— BEGIN EXERCISE DATA —

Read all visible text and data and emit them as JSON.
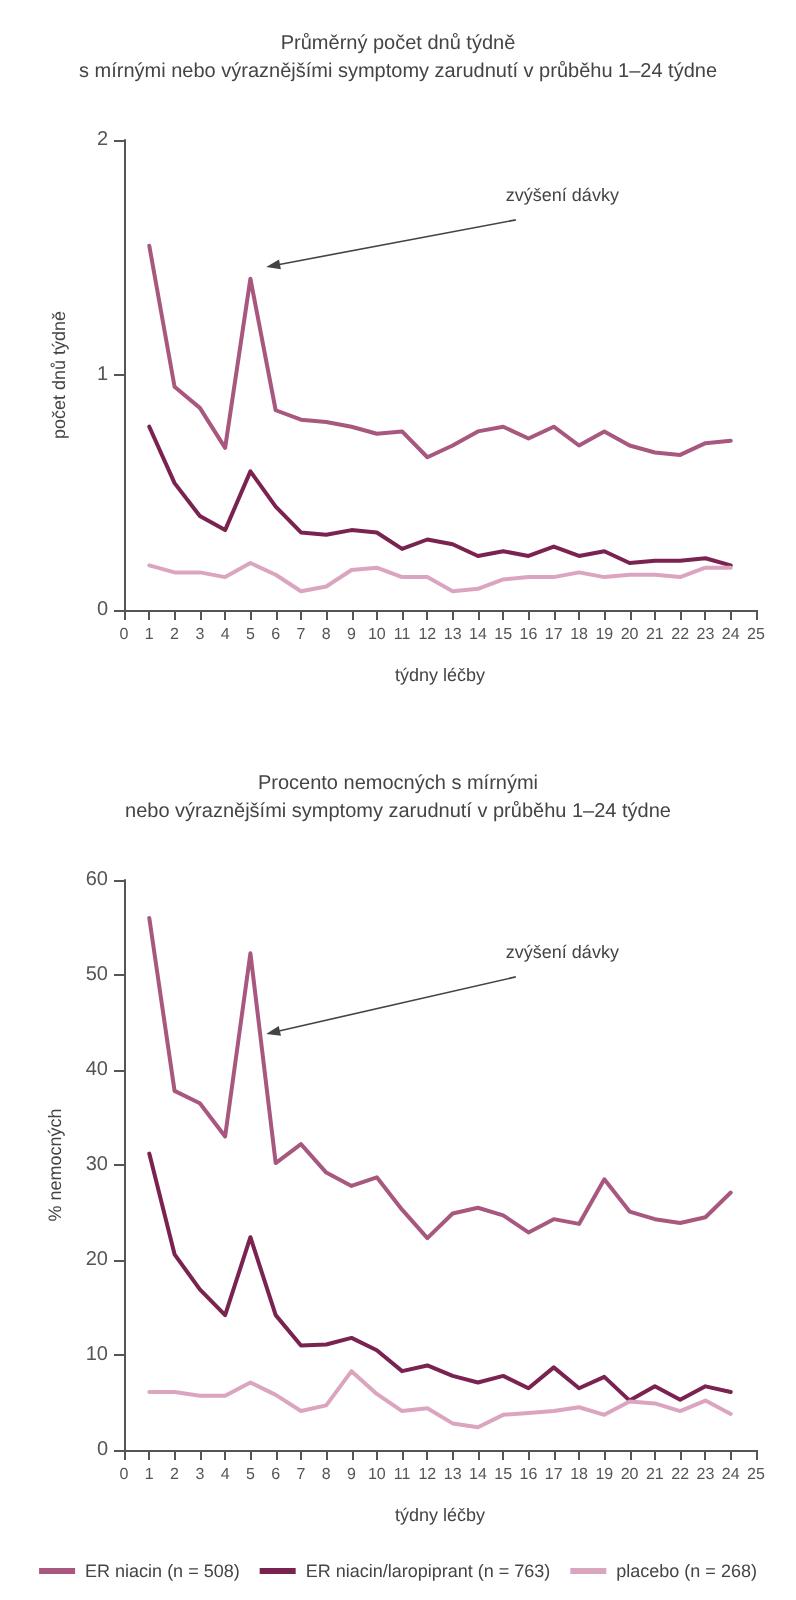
{
  "chart_data": [
    {
      "type": "line",
      "title": "Průměrný počet dnů týdně\ns mírnými nebo výraznějšími symptomy zarudnutí v průběhu 1–24 týdne",
      "xlabel": "týdny léčby",
      "ylabel": "počet dnů týdně",
      "x": [
        1,
        2,
        3,
        4,
        5,
        6,
        7,
        8,
        9,
        10,
        11,
        12,
        13,
        14,
        15,
        16,
        17,
        18,
        19,
        20,
        21,
        22,
        23,
        24
      ],
      "series": [
        {
          "color": "#a8587f",
          "values": [
            1.55,
            0.95,
            0.86,
            0.69,
            1.41,
            0.85,
            0.81,
            0.8,
            0.78,
            0.75,
            0.76,
            0.65,
            0.7,
            0.76,
            0.78,
            0.73,
            0.78,
            0.7,
            0.76,
            0.7,
            0.67,
            0.66,
            0.71,
            0.72
          ]
        },
        {
          "color": "#7b2350",
          "values": [
            0.78,
            0.54,
            0.4,
            0.34,
            0.59,
            0.44,
            0.33,
            0.32,
            0.34,
            0.33,
            0.26,
            0.3,
            0.28,
            0.23,
            0.25,
            0.23,
            0.27,
            0.23,
            0.25,
            0.2,
            0.21,
            0.21,
            0.22,
            0.19
          ]
        },
        {
          "color": "#dba5bf",
          "values": [
            0.19,
            0.16,
            0.16,
            0.14,
            0.2,
            0.15,
            0.08,
            0.1,
            0.17,
            0.18,
            0.14,
            0.14,
            0.08,
            0.09,
            0.13,
            0.14,
            0.14,
            0.16,
            0.14,
            0.15,
            0.15,
            0.14,
            0.18,
            0.18
          ]
        }
      ],
      "xlim": [
        0,
        25
      ],
      "xticks": [
        0,
        1,
        2,
        3,
        4,
        5,
        6,
        7,
        8,
        9,
        10,
        11,
        12,
        13,
        14,
        15,
        16,
        17,
        18,
        19,
        20,
        21,
        22,
        23,
        24,
        25
      ],
      "ylim": [
        0,
        2
      ],
      "yticks": [
        0,
        1,
        2
      ],
      "grid": false,
      "legend": false,
      "marker": "none",
      "line_style": "solid",
      "annotations": [
        "zvýšení dávky"
      ]
    },
    {
      "type": "line",
      "title": "Procento nemocných s mírnými\nnebo výraznějšími symptomy zarudnutí v průběhu 1–24 týdne",
      "xlabel": "týdny léčby",
      "ylabel": "% nemocných",
      "x": [
        1,
        2,
        3,
        4,
        5,
        6,
        7,
        8,
        9,
        10,
        11,
        12,
        13,
        14,
        15,
        16,
        17,
        18,
        19,
        20,
        21,
        22,
        23,
        24
      ],
      "series": [
        {
          "name": "ER niacin (n = 508)",
          "color": "#a8587f",
          "values": [
            56,
            37.8,
            36.5,
            33,
            52.3,
            30.2,
            32.2,
            29.2,
            27.8,
            28.7,
            25.3,
            22.3,
            24.9,
            25.5,
            24.7,
            22.9,
            24.3,
            23.8,
            28.5,
            25.1,
            24.3,
            23.9,
            24.5,
            27.1
          ]
        },
        {
          "name": "ER niacin/laropiprant (n = 763)",
          "color": "#7b2350",
          "values": [
            31.2,
            20.6,
            16.9,
            14.2,
            22.4,
            14.2,
            11.0,
            11.1,
            11.8,
            10.5,
            8.3,
            8.9,
            7.8,
            7.1,
            7.8,
            6.5,
            8.7,
            6.5,
            7.7,
            5.2,
            6.7,
            5.3,
            6.7,
            6.1
          ]
        },
        {
          "name": "placebo (n = 268)",
          "color": "#dba5bf",
          "values": [
            6.1,
            6.1,
            5.7,
            5.7,
            7.1,
            5.8,
            4.1,
            4.7,
            8.3,
            5.9,
            4.1,
            4.4,
            2.8,
            2.4,
            3.7,
            3.9,
            4.1,
            4.5,
            3.7,
            5.1,
            4.9,
            4.1,
            5.2,
            3.8
          ]
        }
      ],
      "xlim": [
        0,
        25
      ],
      "xticks": [
        0,
        1,
        2,
        3,
        4,
        5,
        6,
        7,
        8,
        9,
        10,
        11,
        12,
        13,
        14,
        15,
        16,
        17,
        18,
        19,
        20,
        21,
        22,
        23,
        24,
        25
      ],
      "ylim": [
        0,
        60
      ],
      "yticks": [
        0,
        10,
        20,
        30,
        40,
        50,
        60
      ],
      "grid": false,
      "legend": "bottom",
      "marker": "none",
      "line_style": "solid",
      "annotations": [
        "zvýšení dávky"
      ]
    }
  ]
}
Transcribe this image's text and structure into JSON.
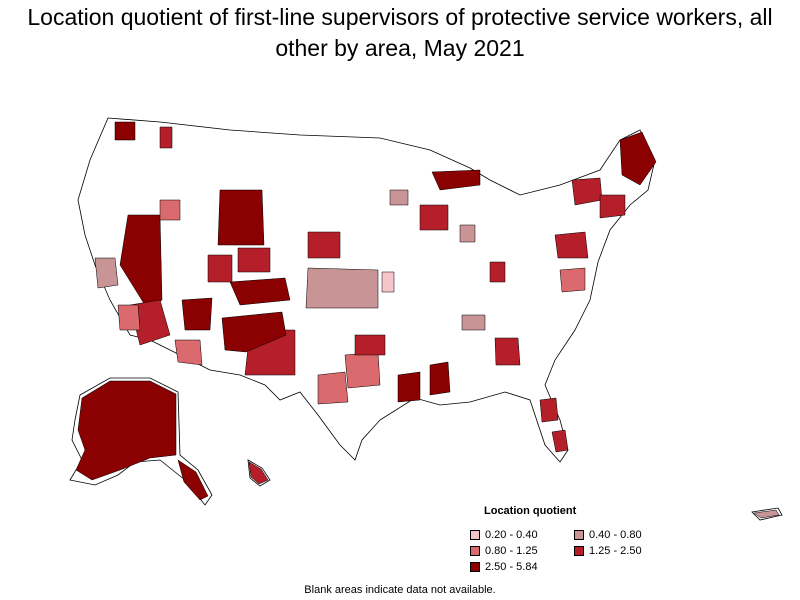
{
  "title": "Location quotient of first-line supervisors of protective service workers, all other by area, May 2021",
  "legend": {
    "title": "Location quotient",
    "items": [
      {
        "label": "0.20 - 0.40",
        "color": "#f4c6c9"
      },
      {
        "label": "0.40 - 0.80",
        "color": "#c99496"
      },
      {
        "label": "0.80 - 1.25",
        "color": "#db6a6f"
      },
      {
        "label": "1.25 - 2.50",
        "color": "#b51f2a"
      },
      {
        "label": "2.50 - 5.84",
        "color": "#8b0000"
      }
    ]
  },
  "footnote": "Blank areas indicate data not available.",
  "colors": {
    "background": "#ffffff",
    "blank_area": "#ffffff",
    "border": "#000000"
  }
}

— END EXERCISE DATA —

• **WHAT THE TASK REQUIRES**
Write out all the entries exactly, except for the pictures.

• **TASK SOLUTION**
Read all visible text and data and emit them as JSON.
{
  "chart_data": [
    {
      "type": "line",
      "title": "Průměrný počet dnů týdně\ns mírnými nebo výraznějšími symptomy zarudnutí v průběhu 1–24 týdne",
      "xlabel": "týdny léčby",
      "ylabel": "počet dnů týdně",
      "x": [
        1,
        2,
        3,
        4,
        5,
        6,
        7,
        8,
        9,
        10,
        11,
        12,
        13,
        14,
        15,
        16,
        17,
        18,
        19,
        20,
        21,
        22,
        23,
        24
      ],
      "series": [
        {
          "color": "#a8587f",
          "values": [
            1.55,
            0.95,
            0.86,
            0.69,
            1.41,
            0.85,
            0.81,
            0.8,
            0.78,
            0.75,
            0.76,
            0.65,
            0.7,
            0.76,
            0.78,
            0.73,
            0.78,
            0.7,
            0.76,
            0.7,
            0.67,
            0.66,
            0.71,
            0.72
          ]
        },
        {
          "color": "#7b2350",
          "values": [
            0.78,
            0.54,
            0.4,
            0.34,
            0.59,
            0.44,
            0.33,
            0.32,
            0.34,
            0.33,
            0.26,
            0.3,
            0.28,
            0.23,
            0.25,
            0.23,
            0.27,
            0.23,
            0.25,
            0.2,
            0.21,
            0.21,
            0.22,
            0.19
          ]
        },
        {
          "color": "#dba5bf",
          "values": [
            0.19,
            0.16,
            0.16,
            0.14,
            0.2,
            0.15,
            0.08,
            0.1,
            0.17,
            0.18,
            0.14,
            0.14,
            0.08,
            0.09,
            0.13,
            0.14,
            0.14,
            0.16,
            0.14,
            0.15,
            0.15,
            0.14,
            0.18,
            0.18
          ]
        }
      ],
      "xlim": [
        0,
        25
      ],
      "xticks": [
        0,
        1,
        2,
        3,
        4,
        5,
        6,
        7,
        8,
        9,
        10,
        11,
        12,
        13,
        14,
        15,
        16,
        17,
        18,
        19,
        20,
        21,
        22,
        23,
        24,
        25
      ],
      "ylim": [
        0,
        2
      ],
      "yticks": [
        0,
        1,
        2
      ],
      "grid": false,
      "legend": false,
      "marker": "none",
      "line_style": "solid",
      "annotations": [
        "zvýšení dávky"
      ]
    },
    {
      "type": "line",
      "title": "Procento nemocných s mírnými\nnebo výraznějšími symptomy zarudnutí v průběhu 1–24 týdne",
      "xlabel": "týdny léčby",
      "ylabel": "% nemocných",
      "x": [
        1,
        2,
        3,
        4,
        5,
        6,
        7,
        8,
        9,
        10,
        11,
        12,
        13,
        14,
        15,
        16,
        17,
        18,
        19,
        20,
        21,
        22,
        23,
        24
      ],
      "series": [
        {
          "name": "ER niacin (n = 508)",
          "color": "#a8587f",
          "values": [
            56,
            37.8,
            36.5,
            33,
            52.3,
            30.2,
            32.2,
            29.2,
            27.8,
            28.7,
            25.3,
            22.3,
            24.9,
            25.5,
            24.7,
            22.9,
            24.3,
            23.8,
            28.5,
            25.1,
            24.3,
            23.9,
            24.5,
            27.1
          ]
        },
        {
          "name": "ER niacin/laropiprant (n = 763)",
          "color": "#7b2350",
          "values": [
            31.2,
            20.6,
            16.9,
            14.2,
            22.4,
            14.2,
            11.0,
            11.1,
            11.8,
            10.5,
            8.3,
            8.9,
            7.8,
            7.1,
            7.8,
            6.5,
            8.7,
            6.5,
            7.7,
            5.2,
            6.7,
            5.3,
            6.7,
            6.1
          ]
        },
        {
          "name": "placebo (n = 268)",
          "color": "#dba5bf",
          "values": [
            6.1,
            6.1,
            5.7,
            5.7,
            7.1,
            5.8,
            4.1,
            4.7,
            8.3,
            5.9,
            4.1,
            4.4,
            2.8,
            2.4,
            3.7,
            3.9,
            4.1,
            4.5,
            3.7,
            5.1,
            4.9,
            4.1,
            5.2,
            3.8
          ]
        }
      ],
      "xlim": [
        0,
        25
      ],
      "xticks": [
        0,
        1,
        2,
        3,
        4,
        5,
        6,
        7,
        8,
        9,
        10,
        11,
        12,
        13,
        14,
        15,
        16,
        17,
        18,
        19,
        20,
        21,
        22,
        23,
        24,
        25
      ],
      "ylim": [
        0,
        60
      ],
      "yticks": [
        0,
        10,
        20,
        30,
        40,
        50,
        60
      ],
      "grid": false,
      "legend": "bottom",
      "marker": "none",
      "line_style": "solid",
      "annotations": [
        "zvýšení dávky"
      ]
    }
  ]
}
Transcribe this image's text and structure into JSON.
{
  "title": "Location quotient of first-line supervisors of protective service workers, all other by area, May 2021",
  "legend": {
    "title": "Location quotient",
    "items": [
      {
        "label": "0.20 - 0.40",
        "color": "#f4c6c9"
      },
      {
        "label": "0.40 - 0.80",
        "color": "#c99496"
      },
      {
        "label": "0.80 - 1.25",
        "color": "#db6a6f"
      },
      {
        "label": "1.25 - 2.50",
        "color": "#b51f2a"
      },
      {
        "label": "2.50 - 5.84",
        "color": "#8b0000"
      }
    ]
  },
  "footnote": "Blank areas indicate data not available.",
  "colors": {
    "background": "#ffffff",
    "blank_area": "#ffffff",
    "border": "#000000"
  }
}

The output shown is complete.